» **Task instructions**: Go through the data and copy every line exactly, but not the images.

» **Working data**:
■ ■ ■ ■ ■ ■ ■

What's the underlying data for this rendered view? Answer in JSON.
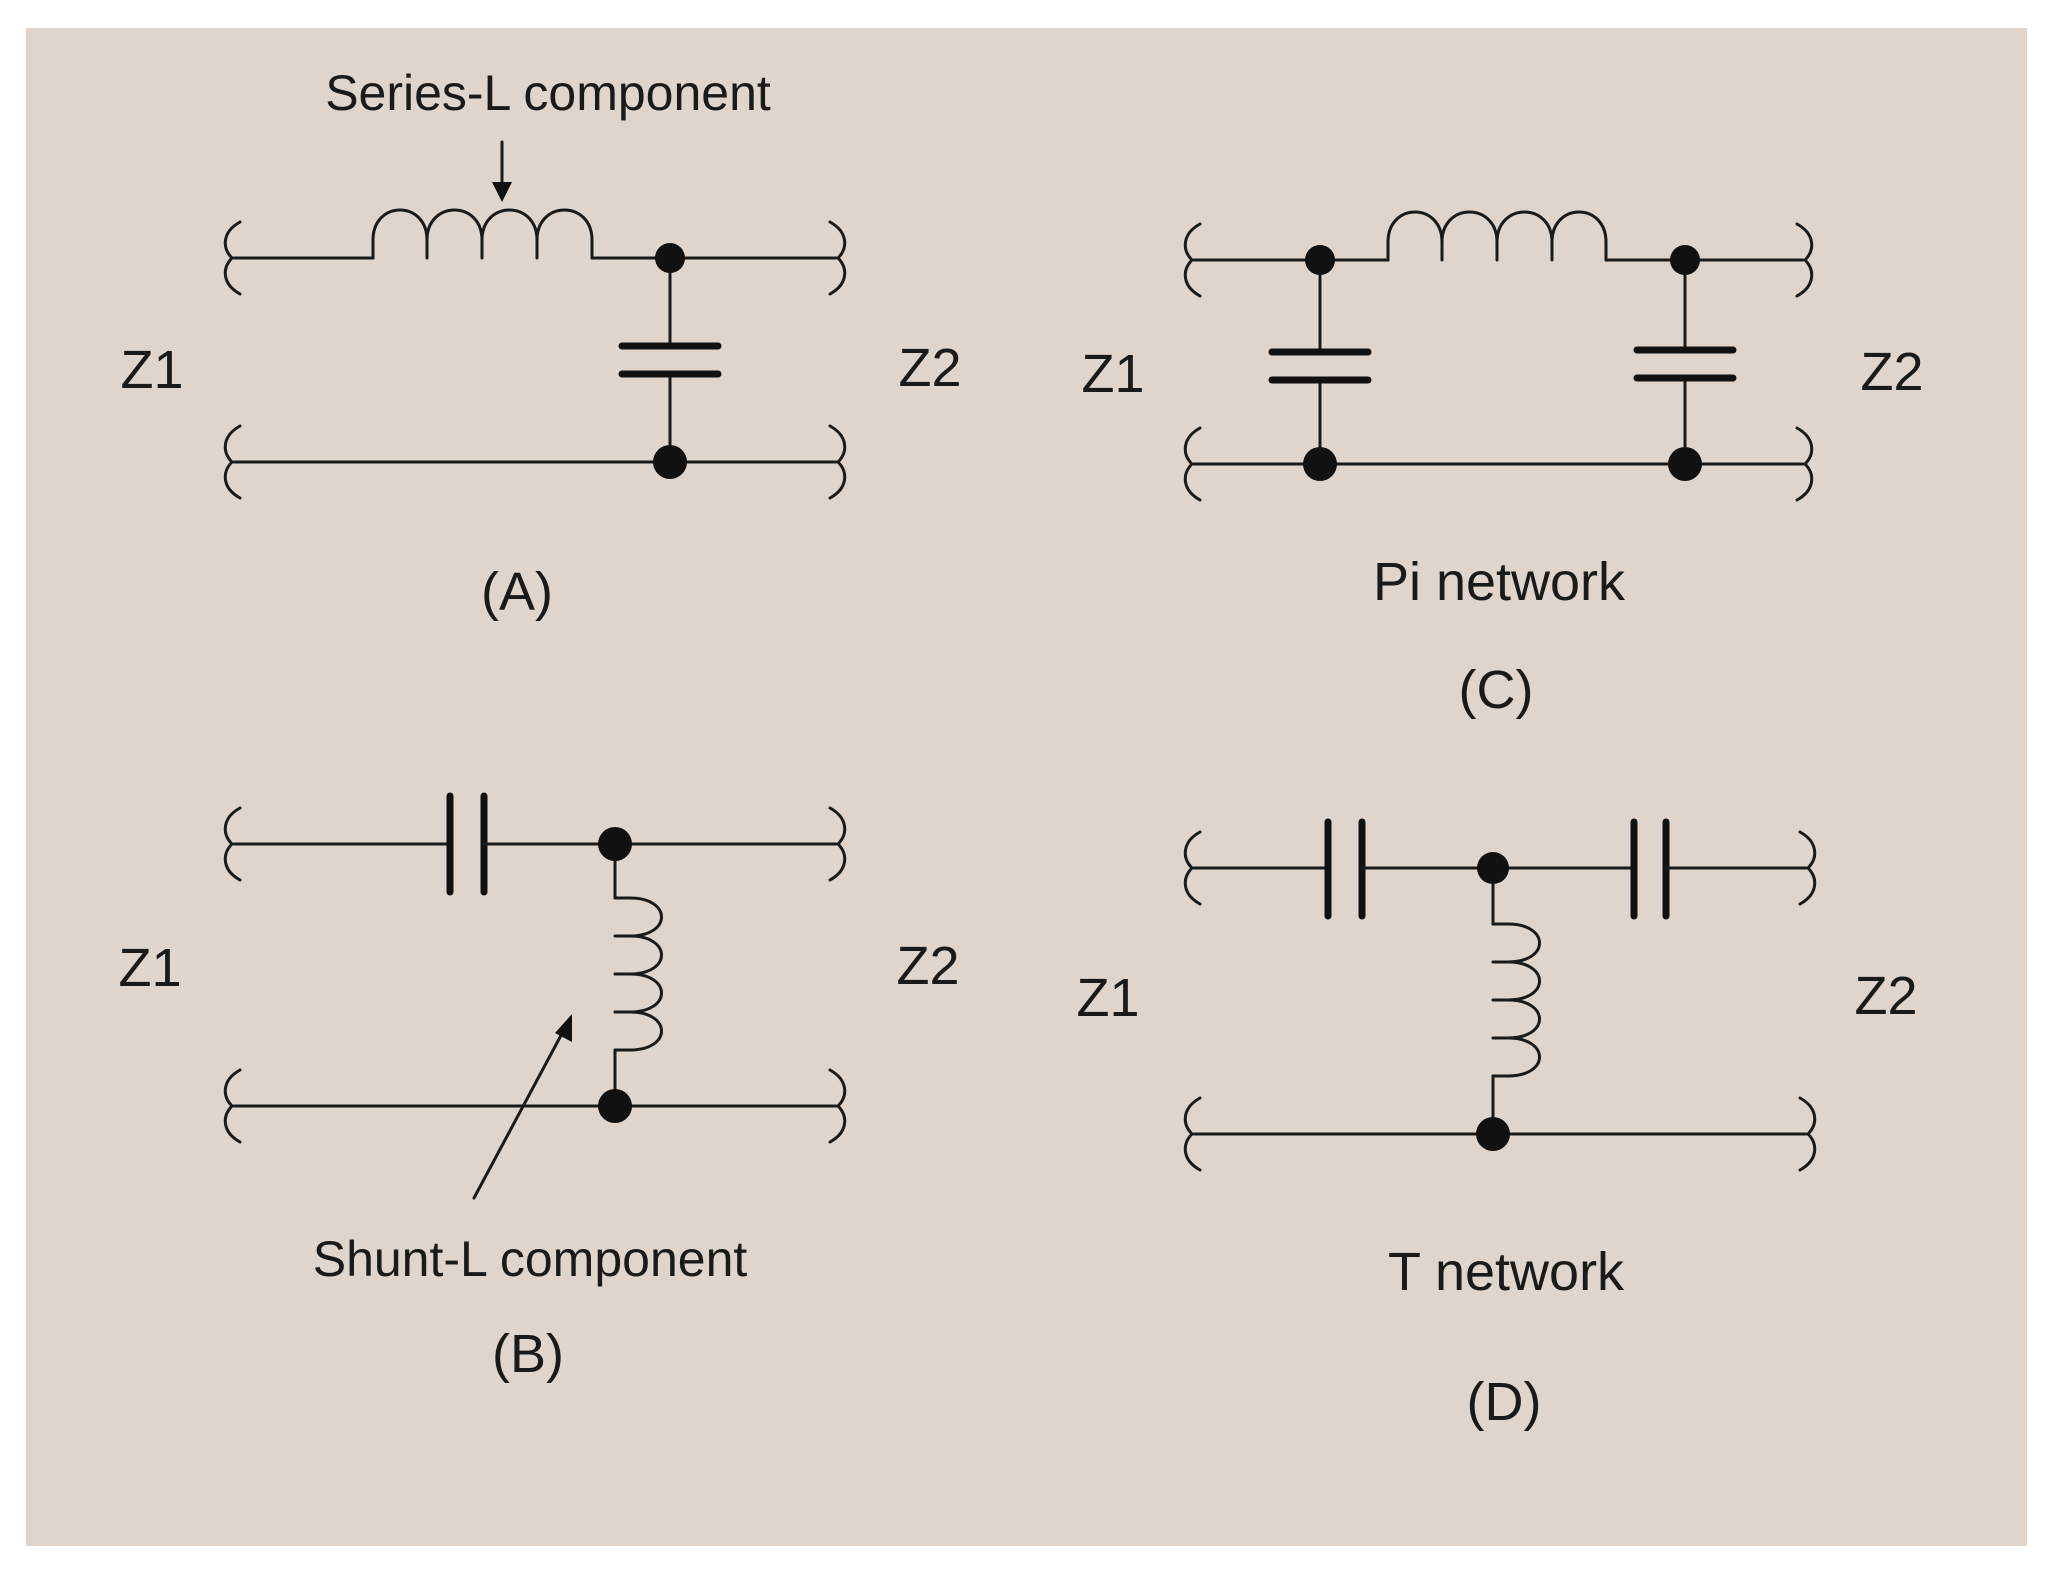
{
  "panels": {
    "a": {
      "caption": "(A)",
      "z_left": "Z1",
      "z_right": "Z2",
      "annotation": "Series-L component"
    },
    "b": {
      "caption": "(B)",
      "z_left": "Z1",
      "z_right": "Z2",
      "annotation": "Shunt-L component"
    },
    "c": {
      "caption": "(C)",
      "z_left": "Z1",
      "z_right": "Z2",
      "title": "Pi network"
    },
    "d": {
      "caption": "(D)",
      "z_left": "Z1",
      "z_right": "Z2",
      "title": "T network"
    }
  },
  "colors": {
    "background": "#dfd5cc",
    "ink": "#1a1a1a"
  }
}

■ ■ ■ ■ ■ ■ ■

» **Response**:
What's the underlying data for this rendered view? Answer in JSON.
{
  "panels": {
    "a": {
      "caption": "(A)",
      "z_left": "Z1",
      "z_right": "Z2",
      "annotation": "Series-L component"
    },
    "b": {
      "caption": "(B)",
      "z_left": "Z1",
      "z_right": "Z2",
      "annotation": "Shunt-L component"
    },
    "c": {
      "caption": "(C)",
      "z_left": "Z1",
      "z_right": "Z2",
      "title": "Pi network"
    },
    "d": {
      "caption": "(D)",
      "z_left": "Z1",
      "z_right": "Z2",
      "title": "T network"
    }
  },
  "colors": {
    "background": "#dfd5cc",
    "ink": "#1a1a1a"
  }
}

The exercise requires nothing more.